**What needs to be done**
Please reproduce every record, keeping each one exactly as written.

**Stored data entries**
==============================

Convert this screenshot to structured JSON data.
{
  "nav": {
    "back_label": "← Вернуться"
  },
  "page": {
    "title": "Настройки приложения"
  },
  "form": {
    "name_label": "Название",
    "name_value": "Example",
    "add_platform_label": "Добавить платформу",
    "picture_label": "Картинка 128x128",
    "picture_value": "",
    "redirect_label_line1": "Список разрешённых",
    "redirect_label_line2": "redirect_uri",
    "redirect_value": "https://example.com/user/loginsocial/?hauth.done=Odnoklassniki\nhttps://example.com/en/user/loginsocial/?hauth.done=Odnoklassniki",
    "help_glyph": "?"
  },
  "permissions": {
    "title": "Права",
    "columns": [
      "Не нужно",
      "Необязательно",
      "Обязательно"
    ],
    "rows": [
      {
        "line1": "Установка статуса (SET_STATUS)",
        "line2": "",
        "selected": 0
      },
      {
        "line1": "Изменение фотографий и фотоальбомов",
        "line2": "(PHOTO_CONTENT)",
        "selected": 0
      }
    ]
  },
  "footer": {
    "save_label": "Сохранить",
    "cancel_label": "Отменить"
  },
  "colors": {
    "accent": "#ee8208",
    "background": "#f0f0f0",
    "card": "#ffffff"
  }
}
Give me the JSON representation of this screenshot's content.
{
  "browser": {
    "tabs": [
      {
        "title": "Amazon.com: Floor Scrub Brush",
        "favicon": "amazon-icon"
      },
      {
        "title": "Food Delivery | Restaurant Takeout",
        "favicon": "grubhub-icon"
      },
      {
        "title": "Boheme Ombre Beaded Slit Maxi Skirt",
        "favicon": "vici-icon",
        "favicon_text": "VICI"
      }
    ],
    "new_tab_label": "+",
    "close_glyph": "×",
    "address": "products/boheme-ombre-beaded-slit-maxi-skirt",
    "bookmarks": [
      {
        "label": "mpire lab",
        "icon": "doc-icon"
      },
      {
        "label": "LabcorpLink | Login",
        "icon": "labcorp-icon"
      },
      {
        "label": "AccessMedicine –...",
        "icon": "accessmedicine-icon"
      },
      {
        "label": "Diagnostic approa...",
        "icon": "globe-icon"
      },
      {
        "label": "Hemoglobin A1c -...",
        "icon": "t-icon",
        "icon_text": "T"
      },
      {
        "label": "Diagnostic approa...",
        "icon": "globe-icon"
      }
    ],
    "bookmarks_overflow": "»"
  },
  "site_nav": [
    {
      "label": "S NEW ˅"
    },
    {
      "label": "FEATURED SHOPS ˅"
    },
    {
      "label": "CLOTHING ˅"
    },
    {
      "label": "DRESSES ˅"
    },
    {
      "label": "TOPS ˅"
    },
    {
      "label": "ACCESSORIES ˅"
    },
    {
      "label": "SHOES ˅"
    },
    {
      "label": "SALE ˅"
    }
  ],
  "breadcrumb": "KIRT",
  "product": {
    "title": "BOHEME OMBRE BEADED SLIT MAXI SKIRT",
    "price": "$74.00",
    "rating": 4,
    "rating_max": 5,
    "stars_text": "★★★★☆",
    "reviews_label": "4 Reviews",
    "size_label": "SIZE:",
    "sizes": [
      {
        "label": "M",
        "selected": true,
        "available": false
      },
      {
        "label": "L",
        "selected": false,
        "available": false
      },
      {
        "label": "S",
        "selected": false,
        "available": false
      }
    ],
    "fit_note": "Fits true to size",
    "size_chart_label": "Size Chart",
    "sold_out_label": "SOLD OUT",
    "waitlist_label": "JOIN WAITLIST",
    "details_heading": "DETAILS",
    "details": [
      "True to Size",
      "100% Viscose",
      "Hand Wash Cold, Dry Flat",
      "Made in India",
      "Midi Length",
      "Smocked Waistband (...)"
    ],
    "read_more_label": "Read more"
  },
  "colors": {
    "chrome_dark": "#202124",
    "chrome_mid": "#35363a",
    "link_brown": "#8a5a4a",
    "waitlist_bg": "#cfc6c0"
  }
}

==============================

**Solution to the problem**
Convert this screenshot to structured JSON data.
{
  "nav": {
    "back_label": "← Вернуться"
  },
  "page": {
    "title": "Настройки приложения"
  },
  "form": {
    "name_label": "Название",
    "name_value": "Example",
    "add_platform_label": "Добавить платформу",
    "picture_label": "Картинка 128x128",
    "picture_value": "",
    "redirect_label_line1": "Список разрешённых",
    "redirect_label_line2": "redirect_uri",
    "redirect_value": "https://example.com/user/loginsocial/?hauth.done=Odnoklassniki\nhttps://example.com/en/user/loginsocial/?hauth.done=Odnoklassniki",
    "help_glyph": "?"
  },
  "permissions": {
    "title": "Права",
    "columns": [
      "Не нужно",
      "Необязательно",
      "Обязательно"
    ],
    "rows": [
      {
        "line1": "Установка статуса (SET_STATUS)",
        "line2": "",
        "selected": 0
      },
      {
        "line1": "Изменение фотографий и фотоальбомов",
        "line2": "(PHOTO_CONTENT)",
        "selected": 0
      }
    ]
  },
  "footer": {
    "save_label": "Сохранить",
    "cancel_label": "Отменить"
  },
  "colors": {
    "accent": "#ee8208",
    "background": "#f0f0f0",
    "card": "#ffffff"
  }
}
Give me the JSON representation of this screenshot's content.
{
  "browser": {
    "tabs": [
      {
        "title": "Amazon.com: Floor Scrub Brush",
        "favicon": "amazon-icon"
      },
      {
        "title": "Food Delivery | Restaurant Takeout",
        "favicon": "grubhub-icon"
      },
      {
        "title": "Boheme Ombre Beaded Slit Maxi Skirt",
        "favicon": "vici-icon",
        "favicon_text": "VICI"
      }
    ],
    "new_tab_label": "+",
    "close_glyph": "×",
    "address": "products/boheme-ombre-beaded-slit-maxi-skirt",
    "bookmarks": [
      {
        "label": "mpire lab",
        "icon": "doc-icon"
      },
      {
        "label": "LabcorpLink | Login",
        "icon": "labcorp-icon"
      },
      {
        "label": "AccessMedicine –...",
        "icon": "accessmedicine-icon"
      },
      {
        "label": "Diagnostic approa...",
        "icon": "globe-icon"
      },
      {
        "label": "Hemoglobin A1c -...",
        "icon": "t-icon",
        "icon_text": "T"
      },
      {
        "label": "Diagnostic approa...",
        "icon": "globe-icon"
      }
    ],
    "bookmarks_overflow": "»"
  },
  "site_nav": [
    {
      "label": "S NEW ˅"
    },
    {
      "label": "FEATURED SHOPS ˅"
    },
    {
      "label": "CLOTHING ˅"
    },
    {
      "label": "DRESSES ˅"
    },
    {
      "label": "TOPS ˅"
    },
    {
      "label": "ACCESSORIES ˅"
    },
    {
      "label": "SHOES ˅"
    },
    {
      "label": "SALE ˅"
    }
  ],
  "breadcrumb": "KIRT",
  "product": {
    "title": "BOHEME OMBRE BEADED SLIT MAXI SKIRT",
    "price": "$74.00",
    "rating": 4,
    "rating_max": 5,
    "stars_text": "★★★★☆",
    "reviews_label": "4 Reviews",
    "size_label": "SIZE:",
    "sizes": [
      {
        "label": "M",
        "selected": true,
        "available": false
      },
      {
        "label": "L",
        "selected": false,
        "available": false
      },
      {
        "label": "S",
        "selected": false,
        "available": false
      }
    ],
    "fit_note": "Fits true to size",
    "size_chart_label": "Size Chart",
    "sold_out_label": "SOLD OUT",
    "waitlist_label": "JOIN WAITLIST",
    "details_heading": "DETAILS",
    "details": [
      "True to Size",
      "100% Viscose",
      "Hand Wash Cold, Dry Flat",
      "Made in India",
      "Midi Length",
      "Smocked Waistband (...)"
    ],
    "read_more_label": "Read more"
  },
  "colors": {
    "chrome_dark": "#202124",
    "chrome_mid": "#35363a",
    "link_brown": "#8a5a4a",
    "waitlist_bg": "#cfc6c0"
  }
}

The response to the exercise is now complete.